*EXERCISE TASK*: Each entry below is to be written out exactly, and the pictures are to be left out.

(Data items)
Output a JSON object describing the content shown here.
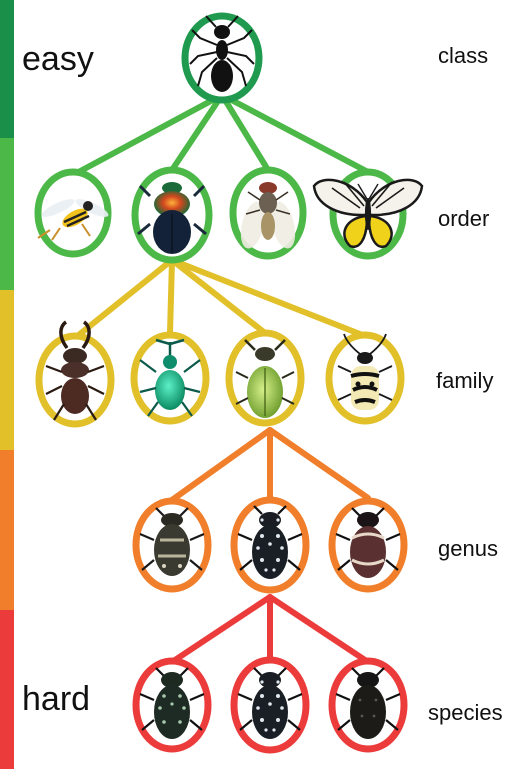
{
  "difficulty": {
    "easy": "easy",
    "hard": "hard"
  },
  "colors": {
    "class": "#1f9a4e",
    "order": "#4cb848",
    "family": "#e1c02a",
    "genus": "#f07e2a",
    "species": "#ec3b3b",
    "bar_dark_green": "#1a8f4a"
  },
  "levels": [
    {
      "key": "class",
      "label": "class",
      "color": "#1f9a4e",
      "nodes": [
        {
          "icon": "ant-icon"
        }
      ]
    },
    {
      "key": "order",
      "label": "order",
      "color": "#4cb848",
      "nodes": [
        {
          "icon": "wasp-icon"
        },
        {
          "icon": "dung-beetle-icon"
        },
        {
          "icon": "fly-icon"
        },
        {
          "icon": "butterfly-icon"
        }
      ]
    },
    {
      "key": "family",
      "label": "family",
      "color": "#e1c02a",
      "nodes": [
        {
          "icon": "stag-beetle-icon"
        },
        {
          "icon": "weevil-icon"
        },
        {
          "icon": "chafer-beetle-icon"
        },
        {
          "icon": "longhorn-beetle-icon"
        }
      ]
    },
    {
      "key": "genus",
      "label": "genus",
      "color": "#f07e2a",
      "nodes": [
        {
          "icon": "flower-chafer-icon"
        },
        {
          "icon": "spotted-chafer-icon"
        },
        {
          "icon": "brown-chafer-icon"
        }
      ]
    },
    {
      "key": "species",
      "label": "species",
      "color": "#ec3b3b",
      "nodes": [
        {
          "icon": "spotted-chafer-a-icon"
        },
        {
          "icon": "spotted-chafer-b-icon"
        },
        {
          "icon": "dark-chafer-icon"
        }
      ]
    }
  ]
}
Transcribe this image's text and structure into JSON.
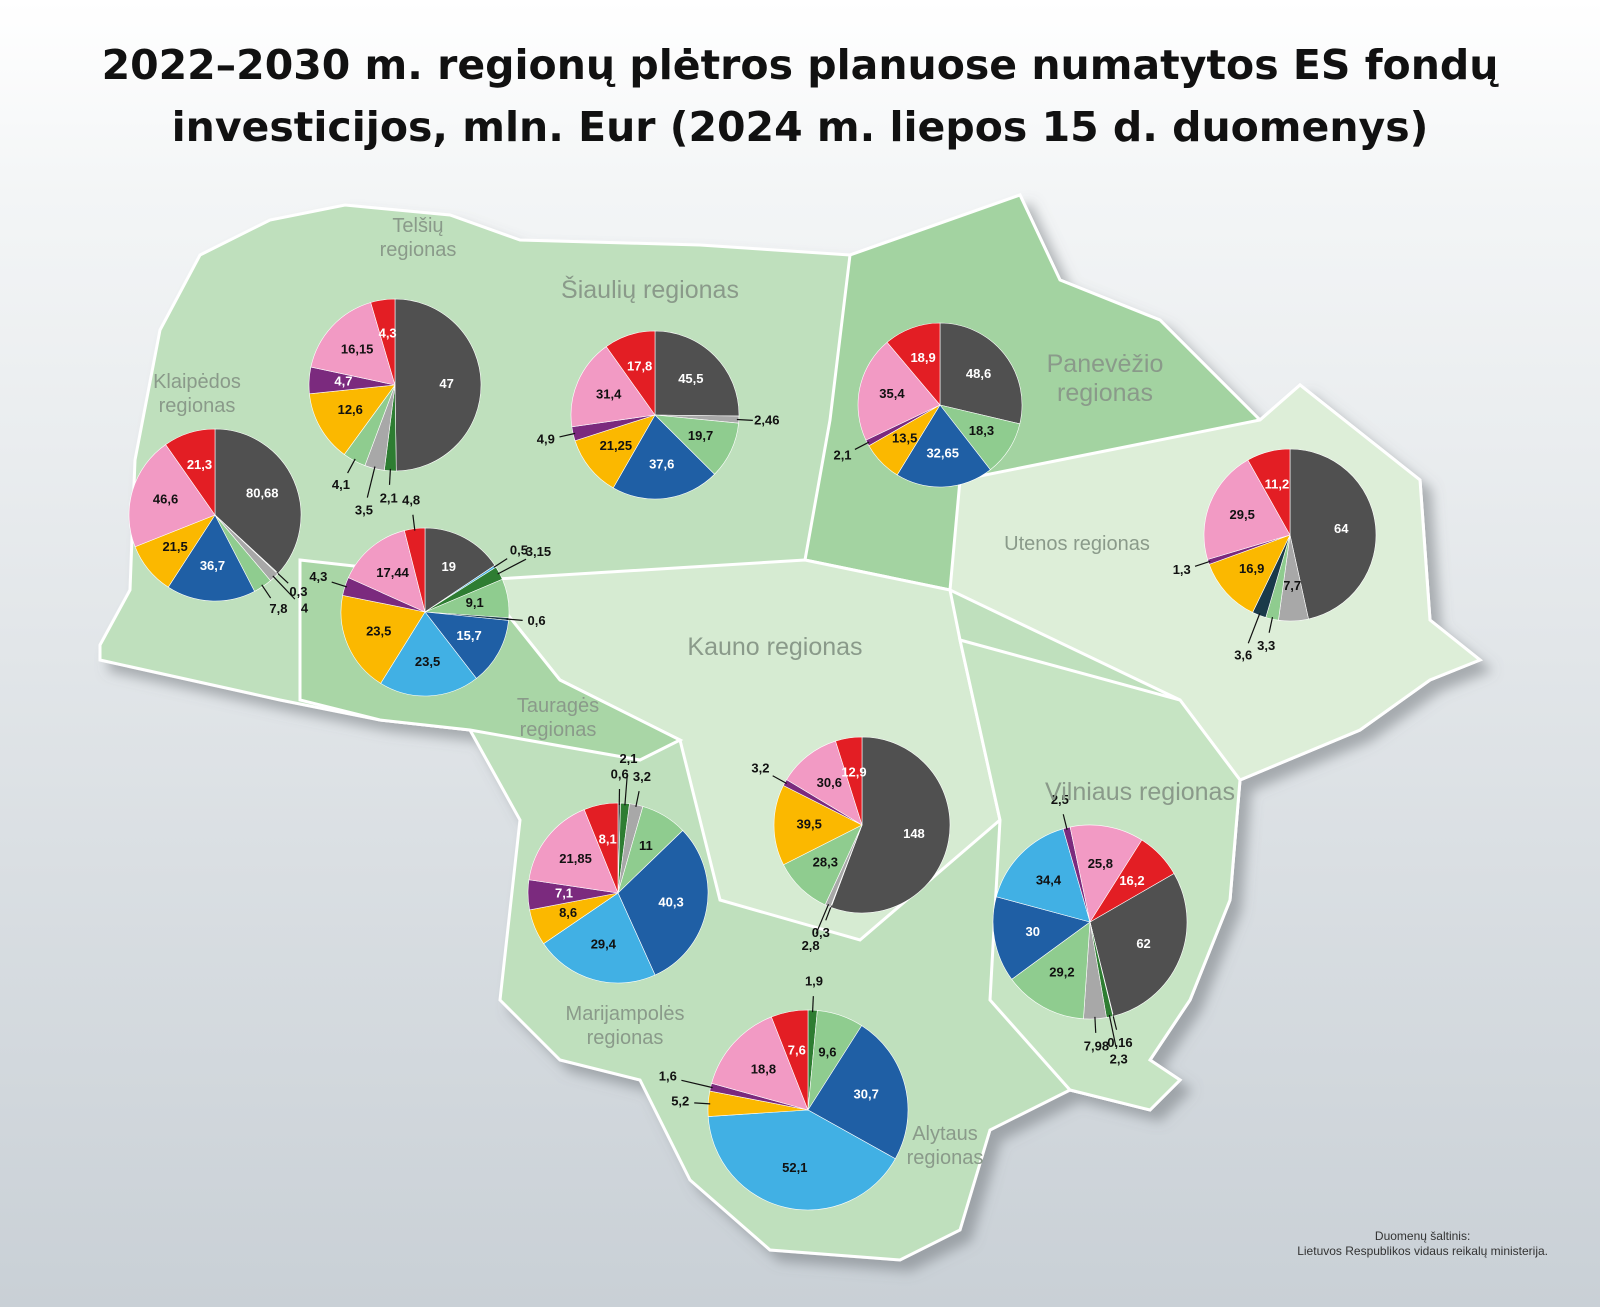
{
  "title": "2022–2030 m. regionų plėtros planuose numatytos ES fondų investicijos, mln. Eur (2024 m. liepos 15 d. duomenys)",
  "source": [
    "Duomenų šaltinis:",
    "Lietuvos Respublikos vidaus reikalų ministerija."
  ],
  "chart_data": [
    {
      "type": "pie",
      "title": "Telšių regionas",
      "values": [
        47,
        2.1,
        3.5,
        4.1,
        12.6,
        4.7,
        16.15,
        4.3
      ],
      "value_labels": [
        "47",
        "2,1",
        "3,5",
        "4,1",
        "12,6",
        "4,7",
        "16,15",
        "4,3"
      ],
      "colors": [
        "#505050",
        "#2e7d32",
        "#a8a8a8",
        "#8fcc8f",
        "#fbb800",
        "#7b2a7e",
        "#f29ac4",
        "#e31e24"
      ]
    },
    {
      "type": "pie",
      "title": "Šiaulių regionas",
      "values": [
        45.5,
        2.46,
        19.7,
        37.6,
        21.25,
        4.9,
        31.4,
        17.8
      ],
      "value_labels": [
        "45,5",
        "2,46",
        "19,7",
        "37,6",
        "21,25",
        "4,9",
        "31,4",
        "17,8"
      ],
      "colors": [
        "#505050",
        "#a8a8a8",
        "#8fcc8f",
        "#1f5fa5",
        "#fbb800",
        "#7b2a7e",
        "#f29ac4",
        "#e31e24"
      ]
    },
    {
      "type": "pie",
      "title": "Panevėžio regionas",
      "values": [
        48.6,
        18.3,
        32.65,
        13.5,
        2.1,
        35.4,
        18.9
      ],
      "value_labels": [
        "48,6",
        "18,3",
        "32,65",
        "13,5",
        "2,1",
        "35,4",
        "18,9"
      ],
      "colors": [
        "#505050",
        "#8fcc8f",
        "#1f5fa5",
        "#fbb800",
        "#7b2a7e",
        "#f29ac4",
        "#e31e24"
      ]
    },
    {
      "type": "pie",
      "title": "Klaipėdos regionas",
      "values": [
        80.68,
        0.3,
        4,
        7.8,
        36.7,
        21.5,
        46.6,
        21.3
      ],
      "value_labels": [
        "80,68",
        "0,3",
        "4",
        "7,8",
        "36,7",
        "21,5",
        "46,6",
        "21,3"
      ],
      "colors": [
        "#505050",
        "#2e7d32",
        "#a8a8a8",
        "#8fcc8f",
        "#1f5fa5",
        "#fbb800",
        "#f29ac4",
        "#e31e24"
      ]
    },
    {
      "type": "pie",
      "title": "Tauragės regionas",
      "values": [
        19,
        0.5,
        3.15,
        9.1,
        0.6,
        15.7,
        23.5,
        23.5,
        4.3,
        17.44,
        4.8
      ],
      "value_labels": [
        "19",
        "0,5",
        "3,15",
        "9,1",
        "0,6",
        "15,7",
        "23,5",
        "23,5",
        "4,3",
        "17,44",
        "4,8"
      ],
      "colors": [
        "#505050",
        "#41b0e4",
        "#2e7d32",
        "#8fcc8f",
        "#1a3a4a",
        "#1f5fa5",
        "#41b0e4",
        "#fbb800",
        "#7b2a7e",
        "#f29ac4",
        "#e31e24"
      ]
    },
    {
      "type": "pie",
      "title": "Utenos regionas",
      "values": [
        64,
        7.7,
        3.3,
        3.6,
        16.9,
        1.3,
        29.5,
        11.2
      ],
      "value_labels": [
        "64",
        "7,7",
        "3,3",
        "3,6",
        "16,9",
        "1,3",
        "29,5",
        "11,2"
      ],
      "colors": [
        "#505050",
        "#a8a8a8",
        "#8fcc8f",
        "#1a3a4a",
        "#fbb800",
        "#7b2a7e",
        "#f29ac4",
        "#e31e24"
      ]
    },
    {
      "type": "pie",
      "title": "Kauno regionas",
      "values": [
        148,
        0.3,
        2.8,
        28.3,
        39.5,
        3.2,
        30.6,
        12.9
      ],
      "value_labels": [
        "148",
        "0,3",
        "2,8",
        "28,3",
        "39,5",
        "3,2",
        "30,6",
        "12,9"
      ],
      "colors": [
        "#505050",
        "#2e7d32",
        "#a8a8a8",
        "#8fcc8f",
        "#fbb800",
        "#7b2a7e",
        "#f29ac4",
        "#e31e24"
      ]
    },
    {
      "type": "pie",
      "title": "Marijampolės regionas",
      "values": [
        0.6,
        2.1,
        3.2,
        11,
        40.3,
        29.4,
        8.6,
        7.1,
        21.85,
        8.1
      ],
      "value_labels": [
        "0,6",
        "2,1",
        "3,2",
        "11",
        "40,3",
        "29,4",
        "8,6",
        "7,1",
        "21,85",
        "8,1"
      ],
      "colors": [
        "#505050",
        "#2e7d32",
        "#a8a8a8",
        "#8fcc8f",
        "#1f5fa5",
        "#41b0e4",
        "#fbb800",
        "#7b2a7e",
        "#f29ac4",
        "#e31e24"
      ]
    },
    {
      "type": "pie",
      "title": "Vilniaus regionas",
      "values": [
        62,
        0.16,
        2.3,
        7.98,
        29.2,
        30,
        34.4,
        2.5,
        25.8,
        16.2
      ],
      "value_labels": [
        "62",
        "0,16",
        "2,3",
        "7,98",
        "29,2",
        "30",
        "34,4",
        "2,5",
        "25,8",
        "16,2"
      ],
      "colors": [
        "#505050",
        "#1a3a4a",
        "#2e7d32",
        "#a8a8a8",
        "#8fcc8f",
        "#1f5fa5",
        "#41b0e4",
        "#7b2a7e",
        "#f29ac4",
        "#e31e24"
      ]
    },
    {
      "type": "pie",
      "title": "Alytaus regionas",
      "values": [
        1.9,
        9.6,
        30.7,
        52.1,
        5.2,
        1.6,
        18.8,
        7.6
      ],
      "value_labels": [
        "1,9",
        "9,6",
        "30,7",
        "52,1",
        "5,2",
        "1,6",
        "18,8",
        "7,6"
      ],
      "colors": [
        "#2e7d32",
        "#8fcc8f",
        "#1f5fa5",
        "#41b0e4",
        "#fbb800",
        "#7b2a7e",
        "#f29ac4",
        "#e31e24"
      ]
    }
  ]
}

*WRITTEN SOLUTION*:
Output a JSON object describing the content shown here.
{
  "difficulty": {
    "easy": "easy",
    "hard": "hard"
  },
  "colors": {
    "class": "#1f9a4e",
    "order": "#4cb848",
    "family": "#e1c02a",
    "genus": "#f07e2a",
    "species": "#ec3b3b",
    "bar_dark_green": "#1a8f4a"
  },
  "levels": [
    {
      "key": "class",
      "label": "class",
      "color": "#1f9a4e",
      "nodes": [
        {
          "icon": "ant-icon"
        }
      ]
    },
    {
      "key": "order",
      "label": "order",
      "color": "#4cb848",
      "nodes": [
        {
          "icon": "wasp-icon"
        },
        {
          "icon": "dung-beetle-icon"
        },
        {
          "icon": "fly-icon"
        },
        {
          "icon": "butterfly-icon"
        }
      ]
    },
    {
      "key": "family",
      "label": "family",
      "color": "#e1c02a",
      "nodes": [
        {
          "icon": "stag-beetle-icon"
        },
        {
          "icon": "weevil-icon"
        },
        {
          "icon": "chafer-beetle-icon"
        },
        {
          "icon": "longhorn-beetle-icon"
        }
      ]
    },
    {
      "key": "genus",
      "label": "genus",
      "color": "#f07e2a",
      "nodes": [
        {
          "icon": "flower-chafer-icon"
        },
        {
          "icon": "spotted-chafer-icon"
        },
        {
          "icon": "brown-chafer-icon"
        }
      ]
    },
    {
      "key": "species",
      "label": "species",
      "color": "#ec3b3b",
      "nodes": [
        {
          "icon": "spotted-chafer-a-icon"
        },
        {
          "icon": "spotted-chafer-b-icon"
        },
        {
          "icon": "dark-chafer-icon"
        }
      ]
    }
  ]
}
Transcribe this image's text and structure into JSON.
{
  "title": "2022–2030 m. regionų plėtros planuose numatytos ES fondų investicijos, mln. Eur (2024 m. liepos 15 d. duomenys)",
  "source": [
    "Duomenų šaltinis:",
    "Lietuvos Respublikos vidaus reikalų ministerija."
  ],
  "chart_data": [
    {
      "type": "pie",
      "title": "Telšių regionas",
      "values": [
        47,
        2.1,
        3.5,
        4.1,
        12.6,
        4.7,
        16.15,
        4.3
      ],
      "value_labels": [
        "47",
        "2,1",
        "3,5",
        "4,1",
        "12,6",
        "4,7",
        "16,15",
        "4,3"
      ],
      "colors": [
        "#505050",
        "#2e7d32",
        "#a8a8a8",
        "#8fcc8f",
        "#fbb800",
        "#7b2a7e",
        "#f29ac4",
        "#e31e24"
      ]
    },
    {
      "type": "pie",
      "title": "Šiaulių regionas",
      "values": [
        45.5,
        2.46,
        19.7,
        37.6,
        21.25,
        4.9,
        31.4,
        17.8
      ],
      "value_labels": [
        "45,5",
        "2,46",
        "19,7",
        "37,6",
        "21,25",
        "4,9",
        "31,4",
        "17,8"
      ],
      "colors": [
        "#505050",
        "#a8a8a8",
        "#8fcc8f",
        "#1f5fa5",
        "#fbb800",
        "#7b2a7e",
        "#f29ac4",
        "#e31e24"
      ]
    },
    {
      "type": "pie",
      "title": "Panevėžio regionas",
      "values": [
        48.6,
        18.3,
        32.65,
        13.5,
        2.1,
        35.4,
        18.9
      ],
      "value_labels": [
        "48,6",
        "18,3",
        "32,65",
        "13,5",
        "2,1",
        "35,4",
        "18,9"
      ],
      "colors": [
        "#505050",
        "#8fcc8f",
        "#1f5fa5",
        "#fbb800",
        "#7b2a7e",
        "#f29ac4",
        "#e31e24"
      ]
    },
    {
      "type": "pie",
      "title": "Klaipėdos regionas",
      "values": [
        80.68,
        0.3,
        4,
        7.8,
        36.7,
        21.5,
        46.6,
        21.3
      ],
      "value_labels": [
        "80,68",
        "0,3",
        "4",
        "7,8",
        "36,7",
        "21,5",
        "46,6",
        "21,3"
      ],
      "colors": [
        "#505050",
        "#2e7d32",
        "#a8a8a8",
        "#8fcc8f",
        "#1f5fa5",
        "#fbb800",
        "#f29ac4",
        "#e31e24"
      ]
    },
    {
      "type": "pie",
      "title": "Tauragės regionas",
      "values": [
        19,
        0.5,
        3.15,
        9.1,
        0.6,
        15.7,
        23.5,
        23.5,
        4.3,
        17.44,
        4.8
      ],
      "value_labels": [
        "19",
        "0,5",
        "3,15",
        "9,1",
        "0,6",
        "15,7",
        "23,5",
        "23,5",
        "4,3",
        "17,44",
        "4,8"
      ],
      "colors": [
        "#505050",
        "#41b0e4",
        "#2e7d32",
        "#8fcc8f",
        "#1a3a4a",
        "#1f5fa5",
        "#41b0e4",
        "#fbb800",
        "#7b2a7e",
        "#f29ac4",
        "#e31e24"
      ]
    },
    {
      "type": "pie",
      "title": "Utenos regionas",
      "values": [
        64,
        7.7,
        3.3,
        3.6,
        16.9,
        1.3,
        29.5,
        11.2
      ],
      "value_labels": [
        "64",
        "7,7",
        "3,3",
        "3,6",
        "16,9",
        "1,3",
        "29,5",
        "11,2"
      ],
      "colors": [
        "#505050",
        "#a8a8a8",
        "#8fcc8f",
        "#1a3a4a",
        "#fbb800",
        "#7b2a7e",
        "#f29ac4",
        "#e31e24"
      ]
    },
    {
      "type": "pie",
      "title": "Kauno regionas",
      "values": [
        148,
        0.3,
        2.8,
        28.3,
        39.5,
        3.2,
        30.6,
        12.9
      ],
      "value_labels": [
        "148",
        "0,3",
        "2,8",
        "28,3",
        "39,5",
        "3,2",
        "30,6",
        "12,9"
      ],
      "colors": [
        "#505050",
        "#2e7d32",
        "#a8a8a8",
        "#8fcc8f",
        "#fbb800",
        "#7b2a7e",
        "#f29ac4",
        "#e31e24"
      ]
    },
    {
      "type": "pie",
      "title": "Marijampolės regionas",
      "values": [
        0.6,
        2.1,
        3.2,
        11,
        40.3,
        29.4,
        8.6,
        7.1,
        21.85,
        8.1
      ],
      "value_labels": [
        "0,6",
        "2,1",
        "3,2",
        "11",
        "40,3",
        "29,4",
        "8,6",
        "7,1",
        "21,85",
        "8,1"
      ],
      "colors": [
        "#505050",
        "#2e7d32",
        "#a8a8a8",
        "#8fcc8f",
        "#1f5fa5",
        "#41b0e4",
        "#fbb800",
        "#7b2a7e",
        "#f29ac4",
        "#e31e24"
      ]
    },
    {
      "type": "pie",
      "title": "Vilniaus regionas",
      "values": [
        62,
        0.16,
        2.3,
        7.98,
        29.2,
        30,
        34.4,
        2.5,
        25.8,
        16.2
      ],
      "value_labels": [
        "62",
        "0,16",
        "2,3",
        "7,98",
        "29,2",
        "30",
        "34,4",
        "2,5",
        "25,8",
        "16,2"
      ],
      "colors": [
        "#505050",
        "#1a3a4a",
        "#2e7d32",
        "#a8a8a8",
        "#8fcc8f",
        "#1f5fa5",
        "#41b0e4",
        "#7b2a7e",
        "#f29ac4",
        "#e31e24"
      ]
    },
    {
      "type": "pie",
      "title": "Alytaus regionas",
      "values": [
        1.9,
        9.6,
        30.7,
        52.1,
        5.2,
        1.6,
        18.8,
        7.6
      ],
      "value_labels": [
        "1,9",
        "9,6",
        "30,7",
        "52,1",
        "5,2",
        "1,6",
        "18,8",
        "7,6"
      ],
      "colors": [
        "#2e7d32",
        "#8fcc8f",
        "#1f5fa5",
        "#41b0e4",
        "#fbb800",
        "#7b2a7e",
        "#f29ac4",
        "#e31e24"
      ]
    }
  ]
}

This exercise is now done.